** BEGIN PROVIDED RECORDS **
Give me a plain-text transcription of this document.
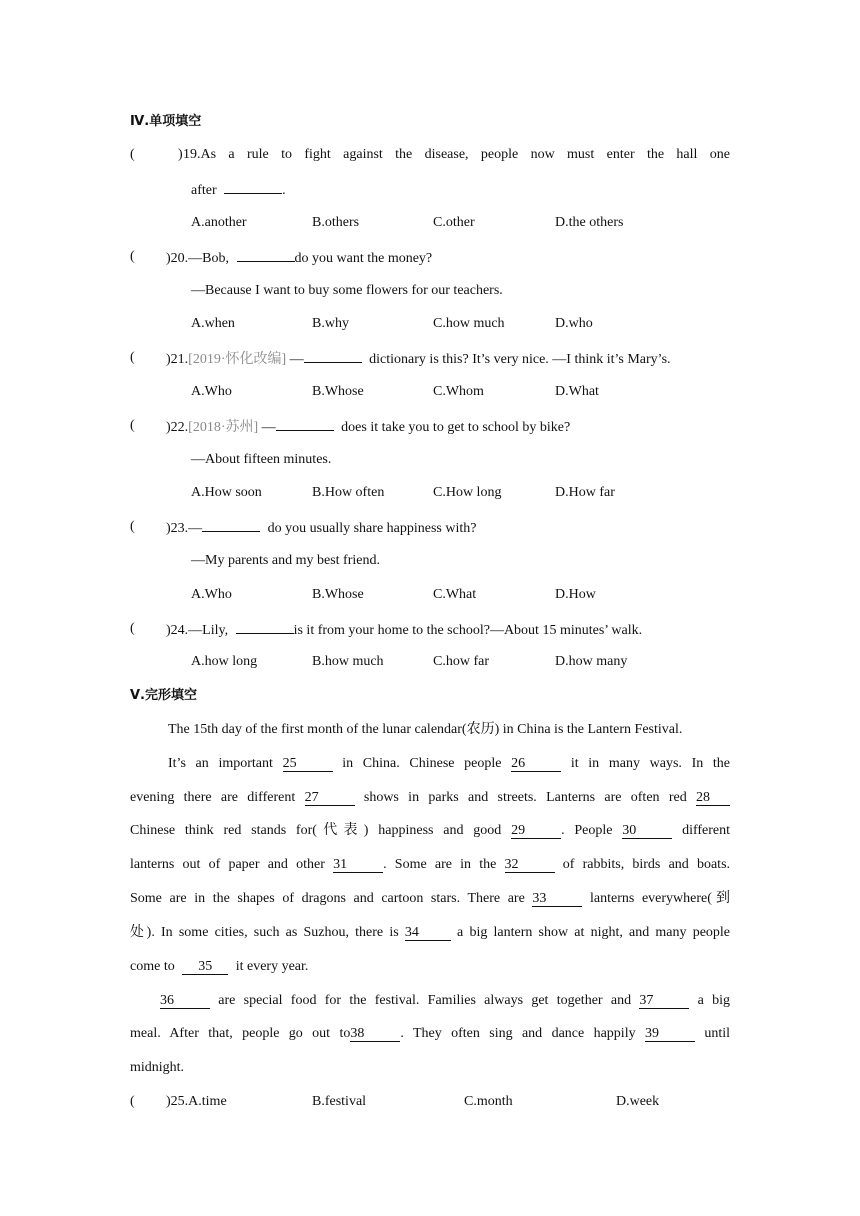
Ⅳ.单项填空
(	) 19.As a rule to fight against the disease, people now must enter the hall one
after	.
A.another	B.others	C.other	D.the others
( )20.—Bob,	do you want the money?
—Because I want to buy some flowers for our teachers.
A.when	B.why	C.how much	D.who
( )21.[2019·怀化改编] —	dictionary is this? It’s very nice. —I think it’s Mary’s.
A.Who	B.Whose	C.Whom	D.What
( )22.[2018·苏州] —	does it take you to get to school by bike?
—About fifteen minutes.
A.How soon	B.How often	C.How long	D.How far
( )23.—	do you usually share happiness with?
—My parents and my best friend.
A.Who	B.Whose	C.What	D.How
( )24.—Lily,	is it from your home to the school?—About 15 minutes’ walk.
A.how long	B.how much	C.how far	D.how many
Ⅴ.完形填空
The 15th day of the first month of the lunar calendar(农历) in China is the Lantern Festival.
It’s an important 25	in China. Chinese people 26	it in many ways. In the
evening there are different 27	shows in parks and streets. Lanterns are often red 28
Chinese think red stands for(代表) happiness and good 29	. People 30	different
lanterns out of paper and other 31	. Some are in the 32	of rabbits, birds and boats.
Some are in the shapes of dragons and cartoon stars. There are 33	lanterns everywhere(到
处). In some cities, such as Suzhou, there is 34	a big lantern show at night, and many people
come to 35 it every year.
36	are special food for the festival. Families always get together and 37	a big
meal. After that, people go out to38	. They often sing and dance happily 39	until
midnight.
( )25.A.time	B.festival	C.month	D.week
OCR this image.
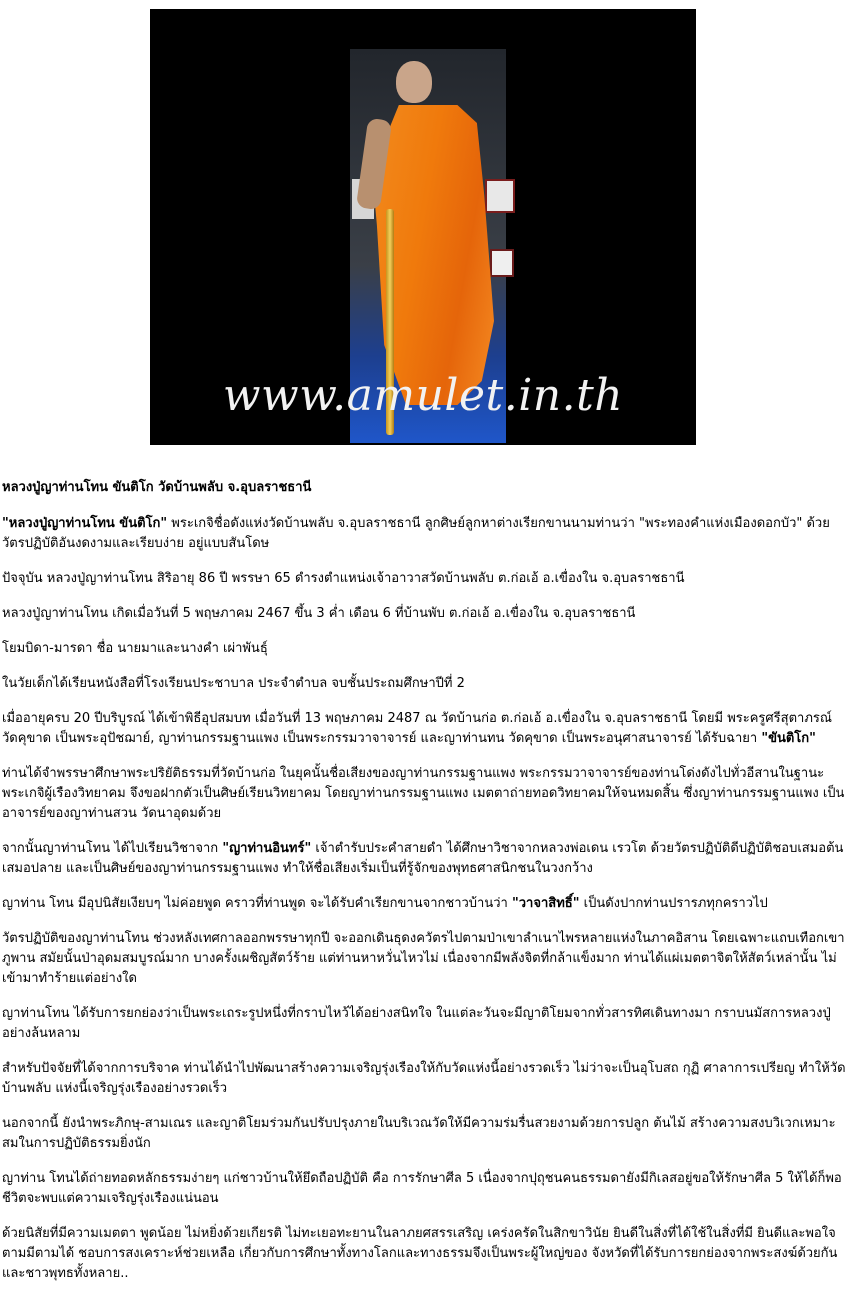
www.amulet.in.th
หลวงปู่ญาท่านโทน ขันติโก วัดบ้านพลับ จ.อุบลราชธานี

"หลวงปู่ญาท่านโทน ขันติโก" พระเกจิชื่อดังแห่งวัดบ้านพลับ จ.อุบลราชธานี ลูกศิษย์ลูกหาต่างเรียกขานนามท่านว่า "พระทองคำแห่งเมืองดอกบัว" ด้วยวัตรปฏิบัติอันงดงามและเรียบง่าย อยู่แบบสันโดษ

ปัจจุบัน หลวงปู่ญาท่านโทน สิริอายุ 86 ปี พรรษา 65 ดำรงตำแหน่งเจ้าอาวาสวัดบ้านพลับ ต.ก่อเอ้ อ.เขื่องใน จ.อุบลราชธานี

หลวงปู่ญาท่านโทน เกิดเมื่อวันที่ 5 พฤษภาคม 2467 ขึ้น 3 ค่ำ เดือน 6 ที่บ้านพับ ต.ก่อเอ้ อ.เขื่องใน จ.อุบลราชธานี

โยมบิดา-มารดา ชื่อ นายมาและนางคำ เผ่าพันธุ์

ในวัยเด็กได้เรียนหนังสือที่โรงเรียนประชาบาล ประจำตำบล จบชั้นประถมศึกษาปีที่ 2

เมื่ออายุครบ 20 ปีบริบูรณ์ ได้เข้าพิธีอุปสมบท เมื่อวันที่ 13 พฤษภาคม 2487 ณ วัดบ้านก่อ ต.ก่อเอ้ อ.เขื่องใน จ.อุบลราชธานี โดยมี พระครูศรีสุตาภรณ์ วัดคุขาด เป็นพระอุปัชฌาย์, ญาท่านกรรมฐานแพง เป็นพระกรรมวาจาจารย์ และญาท่านทน วัดคุขาด เป็นพระอนุศาสนาจารย์ ได้รับฉายา "ขันติโก"

ท่านได้จำพรรษาศึกษาพระปริยัติธรรมที่วัดบ้านก่อ ในยุคนั้นชื่อเสียงของญาท่านกรรมฐานแพง พระกรรมวาจาจารย์ของท่านโด่งดังไปทั่วอีสานในฐานะพระเกจิผู้เรืองวิทยาคม จึงขอฝากตัวเป็นศิษย์เรียนวิทยาคม โดยญาท่านกรรมฐานแพง เมตตาถ่ายทอดวิทยาคมให้จนหมดสิ้น ซึ่งญาท่านกรรมฐานแพง เป็นอาจารย์ของญาท่านสวน วัดนาอุดมด้วย

จากนั้นญาท่านโทน ได้ไปเรียนวิชาจาก "ญาท่านอินทร์" เจ้าตำรับประคำสายดำ ได้ศึกษาวิชาจากหลวงพ่อเดน เรวโต ด้วยวัตรปฏิบัติดีปฏิบัติชอบเสมอต้นเสมอปลาย และเป็นศิษย์ของญาท่านกรรมฐานแพง ทำให้ชื่อเสียงเริ่มเป็นที่รู้จักของพุทธศาสนิกชนในวงกว้าง

ญาท่าน โทน มีอุปนิสัยเงียบๆ ไม่ค่อยพูด คราวที่ท่านพูด จะได้รับคำเรียกขานจากชาวบ้านว่า "วาจาสิทธิ์" เป็นดังปากท่านปรารภทุกคราวไป

วัตรปฏิบัติของญาท่านโทน ช่วงหลังเทศกาลออกพรรษาทุกปี จะออกเดินธุดงควัตรไปตามป่าเขาลำเนาไพรหลายแห่งในภาคอิสาน โดยเฉพาะแถบเทือกเขาภูพาน สมัยนั้นป่าอุดมสมบูรณ์มาก บางครั้งเผชิญสัตว์ร้าย แต่ท่านหาหวั่นไหวไม่ เนื่องจากมีพลังจิตที่กล้าแข็งมาก ท่านได้แผ่เมตตาจิตให้สัตว์เหล่านั้น ไม่เข้ามาทำร้ายแต่อย่างใด

ญาท่านโทน ได้รับการยกย่องว่าเป็นพระเถระรูปหนึ่งที่กราบไหว้ได้อย่างสนิทใจ ในแต่ละวันจะมีญาติโยมจากทั่วสารทิศเดินทางมา กราบนมัสการหลวงปู่อย่างล้นหลาม

สำหรับปัจจัยที่ได้จากการบริจาค ท่านได้นำไปพัฒนาสร้างความเจริญรุ่งเรืองให้กับวัดแห่งนี้อย่างรวดเร็ว ไม่ว่าจะเป็นอุโบสถ กุฏิ ศาลาการเปรียญ ทำให้วัดบ้านพลับ แห่งนี้เจริญรุ่งเรืองอย่างรวดเร็ว

นอกจากนี้ ยังนำพระภิกษุ-สามเณร และญาติโยมร่วมกันปรับปรุงภายในบริเวณวัดให้มีความร่มรื่นสวยงามด้วยการปลูก ต้นไม้ สร้างความสงบวิเวกเหมาะสมในการปฏิบัติธรรมยิ่งนัก

ญาท่าน โทนได้ถ่ายทอดหลักธรรมง่ายๆ แก่ชาวบ้านให้ยึดถือปฏิบัติ คือ การรักษาศีล 5 เนื่องจากปุถุชนคนธรรมดายังมีกิเลสอยู่ขอให้รักษาศีล 5 ให้ได้ก็พอชีวิตจะพบแต่ความเจริญรุ่งเรืองแน่นอน

ด้วยนิสัยที่มีความเมตตา พูดน้อย ไม่หยิ่งด้วยเกียรติ ไม่ทะเยอทะยานในลาภยศสรรเสริญ เคร่งครัดในสิกขาวินัย ยินดีในสิ่งที่ได้ใช้ในสิ่งที่มี ยินดีและพอใจตามมีตามได้ ชอบการสงเคราะห์ช่วยเหลือ เกี่ยวกับการศึกษาทั้งทางโลกและทางธรรมจึงเป็นพระผู้ใหญ่ของ จังหวัดที่ได้รับการยกย่องจากพระสงฆ์ด้วยกัน และชาวพุทธทั้งหลาย..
** END PROVIDED RECORDS **
> **INSTRUCTIONS TO FOLLOW**:
Return all of the entries word for word, but omit the pictures.

> **RESULT**:
Give me a plain-text transcription of this document.
Ⅳ.单项填空
(	) 19.As a rule to fight against the disease, people now must enter the hall one
after	.
A.another	B.others	C.other	D.the others
( )20.—Bob,	do you want the money?
—Because I want to buy some flowers for our teachers.
A.when	B.why	C.how much	D.who
( )21.[2019·怀化改编] —	dictionary is this? It’s very nice. —I think it’s Mary’s.
A.Who	B.Whose	C.Whom	D.What
( )22.[2018·苏州] —	does it take you to get to school by bike?
—About fifteen minutes.
A.How soon	B.How often	C.How long	D.How far
( )23.—	do you usually share happiness with?
—My parents and my best friend.
A.Who	B.Whose	C.What	D.How
( )24.—Lily,	is it from your home to the school?—About 15 minutes’ walk.
A.how long	B.how much	C.how far	D.how many
Ⅴ.完形填空
The 15th day of the first month of the lunar calendar(农历) in China is the Lantern Festival.
It’s an important 25	in China. Chinese people 26	it in many ways. In the
evening there are different 27	shows in parks and streets. Lanterns are often red 28
Chinese think red stands for(代表) happiness and good 29	. People 30	different
lanterns out of paper and other 31	. Some are in the 32	of rabbits, birds and boats.
Some are in the shapes of dragons and cartoon stars. There are 33	lanterns everywhere(到
处). In some cities, such as Suzhou, there is 34	a big lantern show at night, and many people
come to 35 it every year.
36	are special food for the festival. Families always get together and 37	a big
meal. After that, people go out to38	. They often sing and dance happily 39	until
midnight.
( )25.A.time	B.festival	C.month	D.week
OCR this image.
www.amulet.in.th
หลวงปู่ญาท่านโทน ขันติโก วัดบ้านพลับ จ.อุบลราชธานี

"หลวงปู่ญาท่านโทน ขันติโก" พระเกจิชื่อดังแห่งวัดบ้านพลับ จ.อุบลราชธานี ลูกศิษย์ลูกหาต่างเรียกขานนามท่านว่า "พระทองคำแห่งเมืองดอกบัว" ด้วยวัตรปฏิบัติอันงดงามและเรียบง่าย อยู่แบบสันโดษ

ปัจจุบัน หลวงปู่ญาท่านโทน สิริอายุ 86 ปี พรรษา 65 ดำรงตำแหน่งเจ้าอาวาสวัดบ้านพลับ ต.ก่อเอ้ อ.เขื่องใน จ.อุบลราชธานี

หลวงปู่ญาท่านโทน เกิดเมื่อวันที่ 5 พฤษภาคม 2467 ขึ้น 3 ค่ำ เดือน 6 ที่บ้านพับ ต.ก่อเอ้ อ.เขื่องใน จ.อุบลราชธานี

โยมบิดา-มารดา ชื่อ นายมาและนางคำ เผ่าพันธุ์

ในวัยเด็กได้เรียนหนังสือที่โรงเรียนประชาบาล ประจำตำบล จบชั้นประถมศึกษาปีที่ 2

เมื่ออายุครบ 20 ปีบริบูรณ์ ได้เข้าพิธีอุปสมบท เมื่อวันที่ 13 พฤษภาคม 2487 ณ วัดบ้านก่อ ต.ก่อเอ้ อ.เขื่องใน จ.อุบลราชธานี โดยมี พระครูศรีสุตาภรณ์ วัดคุขาด เป็นพระอุปัชฌาย์, ญาท่านกรรมฐานแพง เป็นพระกรรมวาจาจารย์ และญาท่านทน วัดคุขาด เป็นพระอนุศาสนาจารย์ ได้รับฉายา "ขันติโก"

ท่านได้จำพรรษาศึกษาพระปริยัติธรรมที่วัดบ้านก่อ ในยุคนั้นชื่อเสียงของญาท่านกรรมฐานแพง พระกรรมวาจาจารย์ของท่านโด่งดังไปทั่วอีสานในฐานะพระเกจิผู้เรืองวิทยาคม จึงขอฝากตัวเป็นศิษย์เรียนวิทยาคม โดยญาท่านกรรมฐานแพง เมตตาถ่ายทอดวิทยาคมให้จนหมดสิ้น ซึ่งญาท่านกรรมฐานแพง เป็นอาจารย์ของญาท่านสวน วัดนาอุดมด้วย

จากนั้นญาท่านโทน ได้ไปเรียนวิชาจาก "ญาท่านอินทร์" เจ้าตำรับประคำสายดำ ได้ศึกษาวิชาจากหลวงพ่อเดน เรวโต ด้วยวัตรปฏิบัติดีปฏิบัติชอบเสมอต้นเสมอปลาย และเป็นศิษย์ของญาท่านกรรมฐานแพง ทำให้ชื่อเสียงเริ่มเป็นที่รู้จักของพุทธศาสนิกชนในวงกว้าง

ญาท่าน โทน มีอุปนิสัยเงียบๆ ไม่ค่อยพูด คราวที่ท่านพูด จะได้รับคำเรียกขานจากชาวบ้านว่า "วาจาสิทธิ์" เป็นดังปากท่านปรารภทุกคราวไป

วัตรปฏิบัติของญาท่านโทน ช่วงหลังเทศกาลออกพรรษาทุกปี จะออกเดินธุดงควัตรไปตามป่าเขาลำเนาไพรหลายแห่งในภาคอิสาน โดยเฉพาะแถบเทือกเขาภูพาน สมัยนั้นป่าอุดมสมบูรณ์มาก บางครั้งเผชิญสัตว์ร้าย แต่ท่านหาหวั่นไหวไม่ เนื่องจากมีพลังจิตที่กล้าแข็งมาก ท่านได้แผ่เมตตาจิตให้สัตว์เหล่านั้น ไม่เข้ามาทำร้ายแต่อย่างใด

ญาท่านโทน ได้รับการยกย่องว่าเป็นพระเถระรูปหนึ่งที่กราบไหว้ได้อย่างสนิทใจ ในแต่ละวันจะมีญาติโยมจากทั่วสารทิศเดินทางมา กราบนมัสการหลวงปู่อย่างล้นหลาม

สำหรับปัจจัยที่ได้จากการบริจาค ท่านได้นำไปพัฒนาสร้างความเจริญรุ่งเรืองให้กับวัดแห่งนี้อย่างรวดเร็ว ไม่ว่าจะเป็นอุโบสถ กุฏิ ศาลาการเปรียญ ทำให้วัดบ้านพลับ แห่งนี้เจริญรุ่งเรืองอย่างรวดเร็ว

นอกจากนี้ ยังนำพระภิกษุ-สามเณร และญาติโยมร่วมกันปรับปรุงภายในบริเวณวัดให้มีความร่มรื่นสวยงามด้วยการปลูก ต้นไม้ สร้างความสงบวิเวกเหมาะสมในการปฏิบัติธรรมยิ่งนัก

ญาท่าน โทนได้ถ่ายทอดหลักธรรมง่ายๆ แก่ชาวบ้านให้ยึดถือปฏิบัติ คือ การรักษาศีล 5 เนื่องจากปุถุชนคนธรรมดายังมีกิเลสอยู่ขอให้รักษาศีล 5 ให้ได้ก็พอชีวิตจะพบแต่ความเจริญรุ่งเรืองแน่นอน

ด้วยนิสัยที่มีความเมตตา พูดน้อย ไม่หยิ่งด้วยเกียรติ ไม่ทะเยอทะยานในลาภยศสรรเสริญ เคร่งครัดในสิกขาวินัย ยินดีในสิ่งที่ได้ใช้ในสิ่งที่มี ยินดีและพอใจตามมีตามได้ ชอบการสงเคราะห์ช่วยเหลือ เกี่ยวกับการศึกษาทั้งทางโลกและทางธรรมจึงเป็นพระผู้ใหญ่ของ จังหวัดที่ได้รับการยกย่องจากพระสงฆ์ด้วยกัน และชาวพุทธทั้งหลาย..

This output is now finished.